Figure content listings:
——————————
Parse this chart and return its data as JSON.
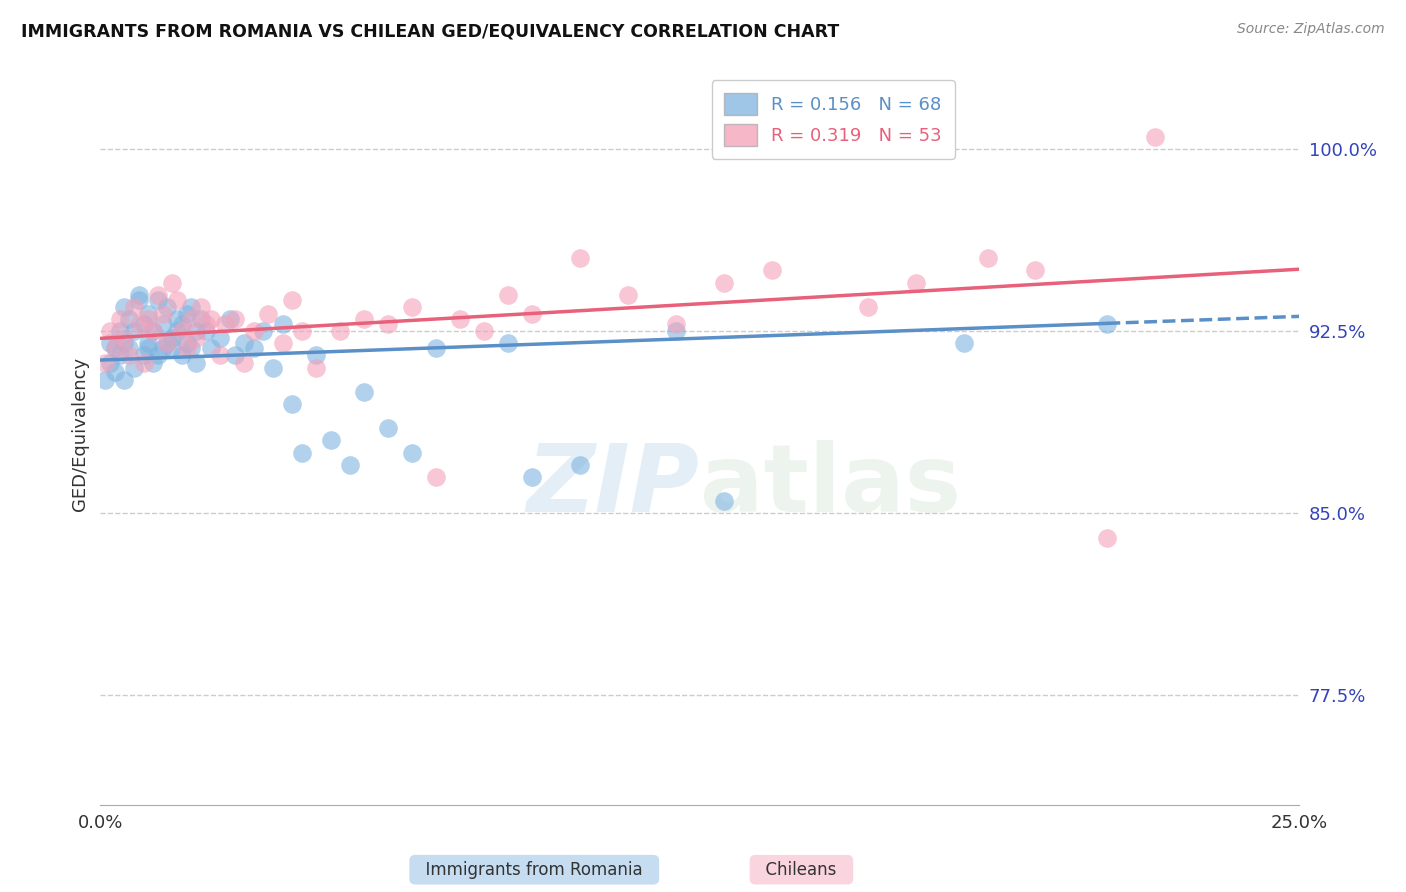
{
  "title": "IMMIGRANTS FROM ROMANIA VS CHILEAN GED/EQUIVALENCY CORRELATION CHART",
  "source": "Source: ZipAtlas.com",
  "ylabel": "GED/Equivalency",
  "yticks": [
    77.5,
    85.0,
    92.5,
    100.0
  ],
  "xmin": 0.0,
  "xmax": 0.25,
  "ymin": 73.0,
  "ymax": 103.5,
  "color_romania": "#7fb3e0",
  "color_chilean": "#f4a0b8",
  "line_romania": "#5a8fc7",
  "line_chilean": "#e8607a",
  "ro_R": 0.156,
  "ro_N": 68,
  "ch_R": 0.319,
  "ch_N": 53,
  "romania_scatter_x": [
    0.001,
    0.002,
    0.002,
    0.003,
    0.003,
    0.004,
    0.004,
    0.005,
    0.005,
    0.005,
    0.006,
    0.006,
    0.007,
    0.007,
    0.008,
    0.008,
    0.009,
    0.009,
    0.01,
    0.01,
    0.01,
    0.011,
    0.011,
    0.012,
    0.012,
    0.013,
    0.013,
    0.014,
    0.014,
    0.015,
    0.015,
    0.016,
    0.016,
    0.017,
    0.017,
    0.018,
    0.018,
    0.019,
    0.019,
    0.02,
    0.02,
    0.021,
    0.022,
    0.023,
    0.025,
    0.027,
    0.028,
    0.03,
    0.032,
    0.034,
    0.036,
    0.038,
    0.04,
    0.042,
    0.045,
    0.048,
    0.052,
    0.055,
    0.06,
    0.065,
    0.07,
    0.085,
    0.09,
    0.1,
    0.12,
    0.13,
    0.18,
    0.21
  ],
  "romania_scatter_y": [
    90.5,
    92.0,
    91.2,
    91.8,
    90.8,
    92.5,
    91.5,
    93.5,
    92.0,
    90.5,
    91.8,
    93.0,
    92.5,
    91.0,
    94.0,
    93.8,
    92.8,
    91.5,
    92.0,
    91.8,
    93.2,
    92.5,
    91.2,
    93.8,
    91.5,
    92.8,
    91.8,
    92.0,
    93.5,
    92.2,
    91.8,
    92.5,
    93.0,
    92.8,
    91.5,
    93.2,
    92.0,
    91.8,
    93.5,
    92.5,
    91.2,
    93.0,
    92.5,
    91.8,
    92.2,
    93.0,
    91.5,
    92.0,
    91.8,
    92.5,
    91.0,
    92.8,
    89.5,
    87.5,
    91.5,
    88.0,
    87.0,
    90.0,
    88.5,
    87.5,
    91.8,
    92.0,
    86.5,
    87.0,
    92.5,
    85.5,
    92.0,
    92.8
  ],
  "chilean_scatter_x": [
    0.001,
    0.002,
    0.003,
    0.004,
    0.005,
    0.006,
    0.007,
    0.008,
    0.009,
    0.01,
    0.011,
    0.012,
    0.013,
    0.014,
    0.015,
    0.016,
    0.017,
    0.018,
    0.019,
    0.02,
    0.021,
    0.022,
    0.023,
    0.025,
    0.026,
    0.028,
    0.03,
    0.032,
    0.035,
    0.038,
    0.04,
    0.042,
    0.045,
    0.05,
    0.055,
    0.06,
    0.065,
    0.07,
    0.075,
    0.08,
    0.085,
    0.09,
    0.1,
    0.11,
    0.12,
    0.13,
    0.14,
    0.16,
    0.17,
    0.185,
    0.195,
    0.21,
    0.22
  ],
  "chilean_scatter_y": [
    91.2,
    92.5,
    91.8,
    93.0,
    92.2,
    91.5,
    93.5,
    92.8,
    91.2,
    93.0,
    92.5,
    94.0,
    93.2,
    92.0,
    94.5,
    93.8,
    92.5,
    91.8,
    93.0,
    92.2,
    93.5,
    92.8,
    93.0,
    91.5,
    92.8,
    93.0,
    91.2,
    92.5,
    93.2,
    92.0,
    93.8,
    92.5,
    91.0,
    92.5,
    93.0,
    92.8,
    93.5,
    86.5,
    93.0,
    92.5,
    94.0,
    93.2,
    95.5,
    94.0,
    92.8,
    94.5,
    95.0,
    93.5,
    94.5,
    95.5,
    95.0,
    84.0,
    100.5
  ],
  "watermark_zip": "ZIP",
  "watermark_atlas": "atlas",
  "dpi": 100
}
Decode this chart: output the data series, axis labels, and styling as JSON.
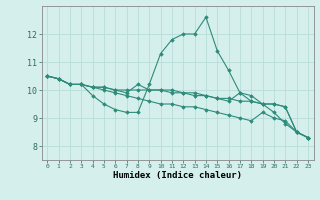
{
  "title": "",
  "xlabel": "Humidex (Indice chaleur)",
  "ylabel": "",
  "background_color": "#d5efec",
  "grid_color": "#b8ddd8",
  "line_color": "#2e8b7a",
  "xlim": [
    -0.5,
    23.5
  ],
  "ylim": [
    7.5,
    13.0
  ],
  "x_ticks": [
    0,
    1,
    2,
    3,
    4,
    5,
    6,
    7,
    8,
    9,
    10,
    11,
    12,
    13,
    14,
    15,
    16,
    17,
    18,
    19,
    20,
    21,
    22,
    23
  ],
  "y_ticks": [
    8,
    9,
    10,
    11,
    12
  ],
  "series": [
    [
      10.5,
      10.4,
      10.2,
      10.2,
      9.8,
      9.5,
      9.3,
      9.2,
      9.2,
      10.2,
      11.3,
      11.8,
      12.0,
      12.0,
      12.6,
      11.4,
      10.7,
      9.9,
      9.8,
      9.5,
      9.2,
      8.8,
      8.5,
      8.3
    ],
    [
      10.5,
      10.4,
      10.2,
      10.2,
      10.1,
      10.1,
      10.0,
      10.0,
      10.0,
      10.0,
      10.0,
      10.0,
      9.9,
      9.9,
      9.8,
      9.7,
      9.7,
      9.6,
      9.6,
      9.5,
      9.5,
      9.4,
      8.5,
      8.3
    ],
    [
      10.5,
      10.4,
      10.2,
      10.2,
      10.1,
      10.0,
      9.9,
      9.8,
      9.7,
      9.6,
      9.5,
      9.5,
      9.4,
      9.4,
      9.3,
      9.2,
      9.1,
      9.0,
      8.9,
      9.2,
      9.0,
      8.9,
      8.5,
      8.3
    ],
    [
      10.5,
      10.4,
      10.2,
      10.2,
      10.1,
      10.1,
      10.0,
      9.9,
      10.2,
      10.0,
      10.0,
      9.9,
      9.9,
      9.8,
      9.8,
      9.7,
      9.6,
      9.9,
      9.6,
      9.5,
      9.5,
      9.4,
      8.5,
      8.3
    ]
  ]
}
——————————
- What is expected:
The records above need to be given again exactly. Omit the pictures.

- Written reply:
Parse this chart and return its data as JSON.
{
  "title": "IMMIGRANTS FROM ROMANIA VS CHILEAN GED/EQUIVALENCY CORRELATION CHART",
  "source": "Source: ZipAtlas.com",
  "ylabel": "GED/Equivalency",
  "yticks": [
    77.5,
    85.0,
    92.5,
    100.0
  ],
  "xmin": 0.0,
  "xmax": 0.25,
  "ymin": 73.0,
  "ymax": 103.5,
  "color_romania": "#7fb3e0",
  "color_chilean": "#f4a0b8",
  "line_romania": "#5a8fc7",
  "line_chilean": "#e8607a",
  "ro_R": 0.156,
  "ro_N": 68,
  "ch_R": 0.319,
  "ch_N": 53,
  "romania_scatter_x": [
    0.001,
    0.002,
    0.002,
    0.003,
    0.003,
    0.004,
    0.004,
    0.005,
    0.005,
    0.005,
    0.006,
    0.006,
    0.007,
    0.007,
    0.008,
    0.008,
    0.009,
    0.009,
    0.01,
    0.01,
    0.01,
    0.011,
    0.011,
    0.012,
    0.012,
    0.013,
    0.013,
    0.014,
    0.014,
    0.015,
    0.015,
    0.016,
    0.016,
    0.017,
    0.017,
    0.018,
    0.018,
    0.019,
    0.019,
    0.02,
    0.02,
    0.021,
    0.022,
    0.023,
    0.025,
    0.027,
    0.028,
    0.03,
    0.032,
    0.034,
    0.036,
    0.038,
    0.04,
    0.042,
    0.045,
    0.048,
    0.052,
    0.055,
    0.06,
    0.065,
    0.07,
    0.085,
    0.09,
    0.1,
    0.12,
    0.13,
    0.18,
    0.21
  ],
  "romania_scatter_y": [
    90.5,
    92.0,
    91.2,
    91.8,
    90.8,
    92.5,
    91.5,
    93.5,
    92.0,
    90.5,
    91.8,
    93.0,
    92.5,
    91.0,
    94.0,
    93.8,
    92.8,
    91.5,
    92.0,
    91.8,
    93.2,
    92.5,
    91.2,
    93.8,
    91.5,
    92.8,
    91.8,
    92.0,
    93.5,
    92.2,
    91.8,
    92.5,
    93.0,
    92.8,
    91.5,
    93.2,
    92.0,
    91.8,
    93.5,
    92.5,
    91.2,
    93.0,
    92.5,
    91.8,
    92.2,
    93.0,
    91.5,
    92.0,
    91.8,
    92.5,
    91.0,
    92.8,
    89.5,
    87.5,
    91.5,
    88.0,
    87.0,
    90.0,
    88.5,
    87.5,
    91.8,
    92.0,
    86.5,
    87.0,
    92.5,
    85.5,
    92.0,
    92.8
  ],
  "chilean_scatter_x": [
    0.001,
    0.002,
    0.003,
    0.004,
    0.005,
    0.006,
    0.007,
    0.008,
    0.009,
    0.01,
    0.011,
    0.012,
    0.013,
    0.014,
    0.015,
    0.016,
    0.017,
    0.018,
    0.019,
    0.02,
    0.021,
    0.022,
    0.023,
    0.025,
    0.026,
    0.028,
    0.03,
    0.032,
    0.035,
    0.038,
    0.04,
    0.042,
    0.045,
    0.05,
    0.055,
    0.06,
    0.065,
    0.07,
    0.075,
    0.08,
    0.085,
    0.09,
    0.1,
    0.11,
    0.12,
    0.13,
    0.14,
    0.16,
    0.17,
    0.185,
    0.195,
    0.21,
    0.22
  ],
  "chilean_scatter_y": [
    91.2,
    92.5,
    91.8,
    93.0,
    92.2,
    91.5,
    93.5,
    92.8,
    91.2,
    93.0,
    92.5,
    94.0,
    93.2,
    92.0,
    94.5,
    93.8,
    92.5,
    91.8,
    93.0,
    92.2,
    93.5,
    92.8,
    93.0,
    91.5,
    92.8,
    93.0,
    91.2,
    92.5,
    93.2,
    92.0,
    93.8,
    92.5,
    91.0,
    92.5,
    93.0,
    92.8,
    93.5,
    86.5,
    93.0,
    92.5,
    94.0,
    93.2,
    95.5,
    94.0,
    92.8,
    94.5,
    95.0,
    93.5,
    94.5,
    95.5,
    95.0,
    84.0,
    100.5
  ],
  "watermark_zip": "ZIP",
  "watermark_atlas": "atlas",
  "dpi": 100
}
Decode this chart: output the data series, axis labels, and styling as JSON.
{
  "title": "",
  "xlabel": "Humidex (Indice chaleur)",
  "ylabel": "",
  "background_color": "#d5efec",
  "grid_color": "#b8ddd8",
  "line_color": "#2e8b7a",
  "xlim": [
    -0.5,
    23.5
  ],
  "ylim": [
    7.5,
    13.0
  ],
  "x_ticks": [
    0,
    1,
    2,
    3,
    4,
    5,
    6,
    7,
    8,
    9,
    10,
    11,
    12,
    13,
    14,
    15,
    16,
    17,
    18,
    19,
    20,
    21,
    22,
    23
  ],
  "y_ticks": [
    8,
    9,
    10,
    11,
    12
  ],
  "series": [
    [
      10.5,
      10.4,
      10.2,
      10.2,
      9.8,
      9.5,
      9.3,
      9.2,
      9.2,
      10.2,
      11.3,
      11.8,
      12.0,
      12.0,
      12.6,
      11.4,
      10.7,
      9.9,
      9.8,
      9.5,
      9.2,
      8.8,
      8.5,
      8.3
    ],
    [
      10.5,
      10.4,
      10.2,
      10.2,
      10.1,
      10.1,
      10.0,
      10.0,
      10.0,
      10.0,
      10.0,
      10.0,
      9.9,
      9.9,
      9.8,
      9.7,
      9.7,
      9.6,
      9.6,
      9.5,
      9.5,
      9.4,
      8.5,
      8.3
    ],
    [
      10.5,
      10.4,
      10.2,
      10.2,
      10.1,
      10.0,
      9.9,
      9.8,
      9.7,
      9.6,
      9.5,
      9.5,
      9.4,
      9.4,
      9.3,
      9.2,
      9.1,
      9.0,
      8.9,
      9.2,
      9.0,
      8.9,
      8.5,
      8.3
    ],
    [
      10.5,
      10.4,
      10.2,
      10.2,
      10.1,
      10.1,
      10.0,
      9.9,
      10.2,
      10.0,
      10.0,
      9.9,
      9.9,
      9.8,
      9.8,
      9.7,
      9.6,
      9.9,
      9.6,
      9.5,
      9.5,
      9.4,
      8.5,
      8.3
    ]
  ]
}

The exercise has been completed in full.